INSTRUCTIONS TO FOLLOW | Give back every line exactly as it appears, pictures excluded.

** Start RECORDS FOR THIS EXERCISE **

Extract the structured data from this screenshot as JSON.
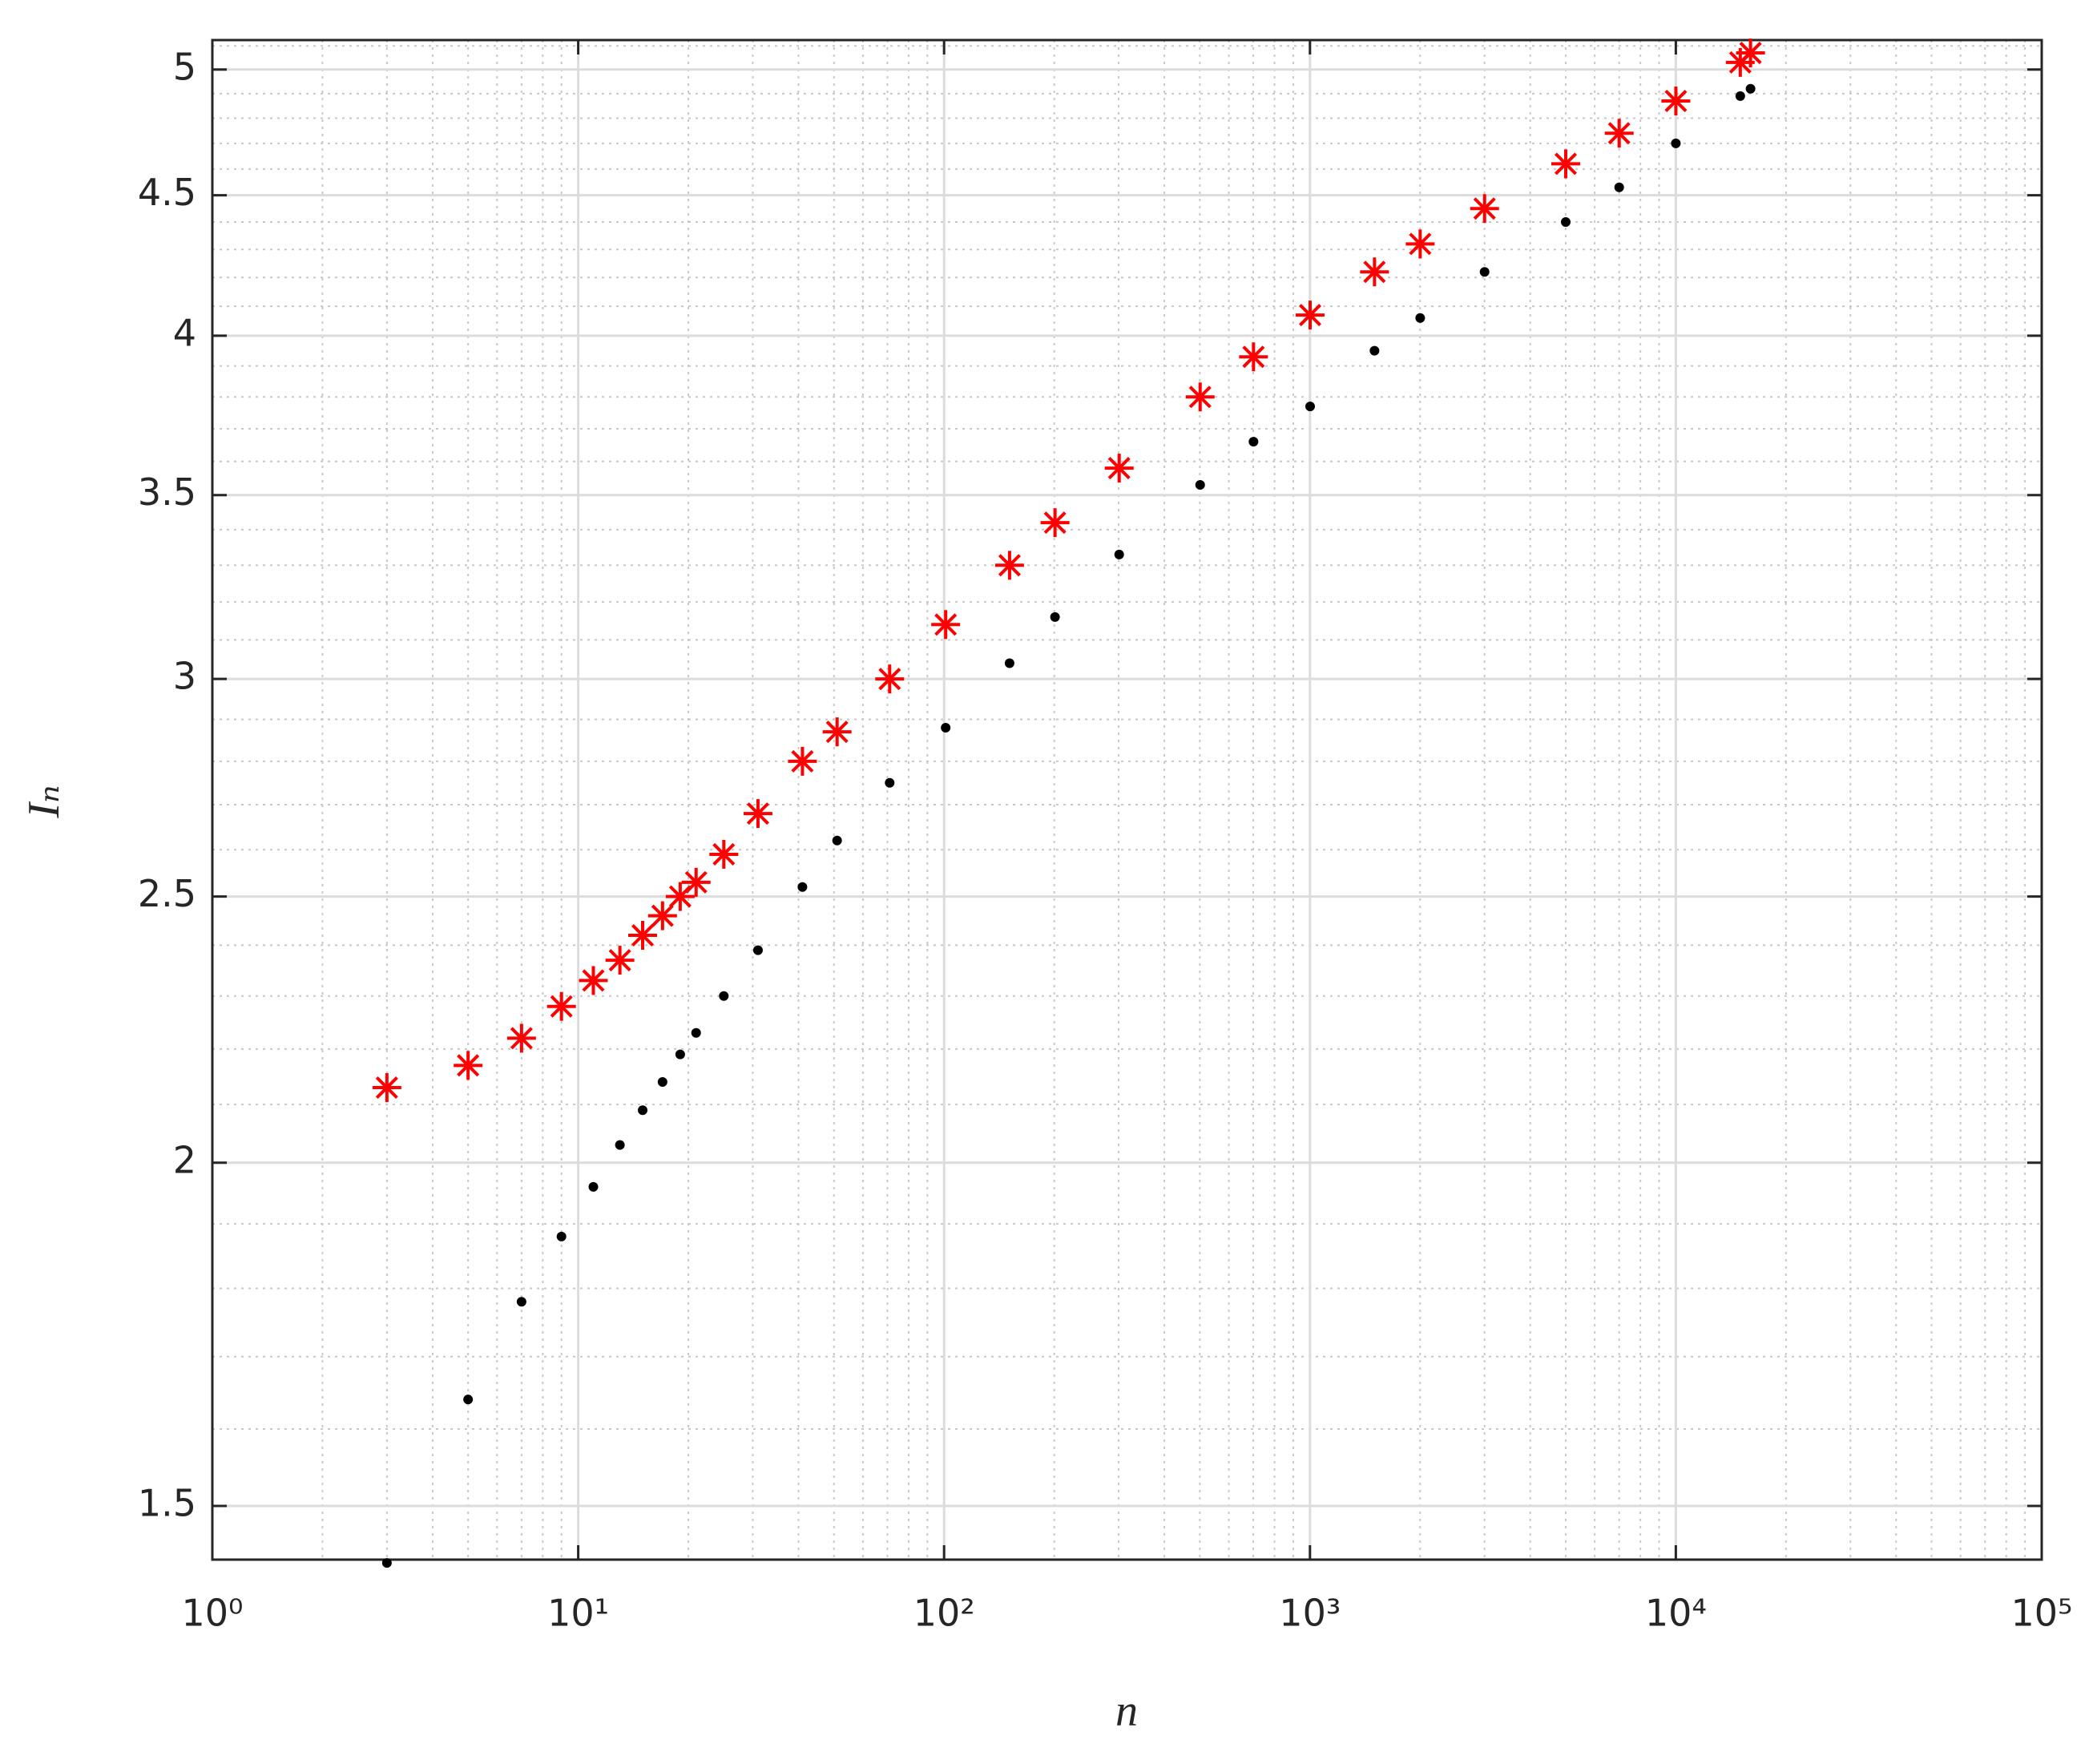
{
  "chart_data": {
    "type": "scatter",
    "x_label": "n",
    "y_label": "Iₙ",
    "xscale": "log",
    "yscale": "log",
    "grid": true,
    "minor_grid": true,
    "xlim": [
      1,
      100000
    ],
    "xticks": [
      {
        "value": 1,
        "label": "10⁰"
      },
      {
        "value": 10,
        "label": "10¹"
      },
      {
        "value": 100,
        "label": "10²"
      },
      {
        "value": 1000,
        "label": "10³"
      },
      {
        "value": 10000,
        "label": "10⁴"
      },
      {
        "value": 100000,
        "label": "10⁵"
      }
    ],
    "ylim": [
      1.434,
      5.125
    ],
    "yticks": [
      1.5,
      2,
      2.5,
      3,
      3.5,
      4,
      4.5,
      5
    ],
    "series": [
      {
        "color": "#ff0000",
        "marker": "asterisk",
        "x": [
          3,
          5,
          7,
          9,
          11,
          13,
          15,
          17,
          19,
          21,
          25,
          31,
          41,
          51,
          71,
          101,
          151,
          201,
          301,
          501,
          701,
          1001,
          1501,
          2001,
          3001,
          5001,
          7001,
          10001,
          15001,
          16001
        ],
        "values": [
          2.13,
          2.17,
          2.22,
          2.28,
          2.33,
          2.37,
          2.42,
          2.46,
          2.5,
          2.53,
          2.59,
          2.68,
          2.8,
          2.87,
          3.0,
          3.14,
          3.3,
          3.42,
          3.58,
          3.8,
          3.93,
          4.07,
          4.22,
          4.32,
          4.45,
          4.62,
          4.74,
          4.87,
          5.03,
          5.07
        ]
      },
      {
        "color": "#000000",
        "marker": "dot",
        "x": [
          3,
          5,
          7,
          9,
          11,
          13,
          15,
          17,
          19,
          21,
          25,
          31,
          41,
          51,
          71,
          101,
          151,
          201,
          301,
          501,
          701,
          1001,
          1501,
          2001,
          3001,
          5001,
          7001,
          10001,
          15001,
          16001
        ],
        "values": [
          1.43,
          1.64,
          1.78,
          1.88,
          1.96,
          2.03,
          2.09,
          2.14,
          2.19,
          2.23,
          2.3,
          2.39,
          2.52,
          2.62,
          2.75,
          2.88,
          3.04,
          3.16,
          3.33,
          3.53,
          3.66,
          3.77,
          3.95,
          4.06,
          4.22,
          4.4,
          4.53,
          4.7,
          4.89,
          4.92
        ]
      }
    ]
  }
}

** End RECORDS FOR THIS EXERCISE **

RESULT OF THIS TASK |
Extract the structured data from this screenshot as JSON.
{
  "chart_data": {
    "type": "scatter",
    "x_label": "n",
    "y_label": "Iₙ",
    "xscale": "log",
    "yscale": "log",
    "grid": true,
    "minor_grid": true,
    "xlim": [
      1,
      100000
    ],
    "xticks": [
      {
        "value": 1,
        "label": "10⁰"
      },
      {
        "value": 10,
        "label": "10¹"
      },
      {
        "value": 100,
        "label": "10²"
      },
      {
        "value": 1000,
        "label": "10³"
      },
      {
        "value": 10000,
        "label": "10⁴"
      },
      {
        "value": 100000,
        "label": "10⁵"
      }
    ],
    "ylim": [
      1.434,
      5.125
    ],
    "yticks": [
      1.5,
      2,
      2.5,
      3,
      3.5,
      4,
      4.5,
      5
    ],
    "series": [
      {
        "color": "#ff0000",
        "marker": "asterisk",
        "x": [
          3,
          5,
          7,
          9,
          11,
          13,
          15,
          17,
          19,
          21,
          25,
          31,
          41,
          51,
          71,
          101,
          151,
          201,
          301,
          501,
          701,
          1001,
          1501,
          2001,
          3001,
          5001,
          7001,
          10001,
          15001,
          16001
        ],
        "values": [
          2.13,
          2.17,
          2.22,
          2.28,
          2.33,
          2.37,
          2.42,
          2.46,
          2.5,
          2.53,
          2.59,
          2.68,
          2.8,
          2.87,
          3.0,
          3.14,
          3.3,
          3.42,
          3.58,
          3.8,
          3.93,
          4.07,
          4.22,
          4.32,
          4.45,
          4.62,
          4.74,
          4.87,
          5.03,
          5.07
        ]
      },
      {
        "color": "#000000",
        "marker": "dot",
        "x": [
          3,
          5,
          7,
          9,
          11,
          13,
          15,
          17,
          19,
          21,
          25,
          31,
          41,
          51,
          71,
          101,
          151,
          201,
          301,
          501,
          701,
          1001,
          1501,
          2001,
          3001,
          5001,
          7001,
          10001,
          15001,
          16001
        ],
        "values": [
          1.43,
          1.64,
          1.78,
          1.88,
          1.96,
          2.03,
          2.09,
          2.14,
          2.19,
          2.23,
          2.3,
          2.39,
          2.52,
          2.62,
          2.75,
          2.88,
          3.04,
          3.16,
          3.33,
          3.53,
          3.66,
          3.77,
          3.95,
          4.06,
          4.22,
          4.4,
          4.53,
          4.7,
          4.89,
          4.92
        ]
      }
    ]
  }
}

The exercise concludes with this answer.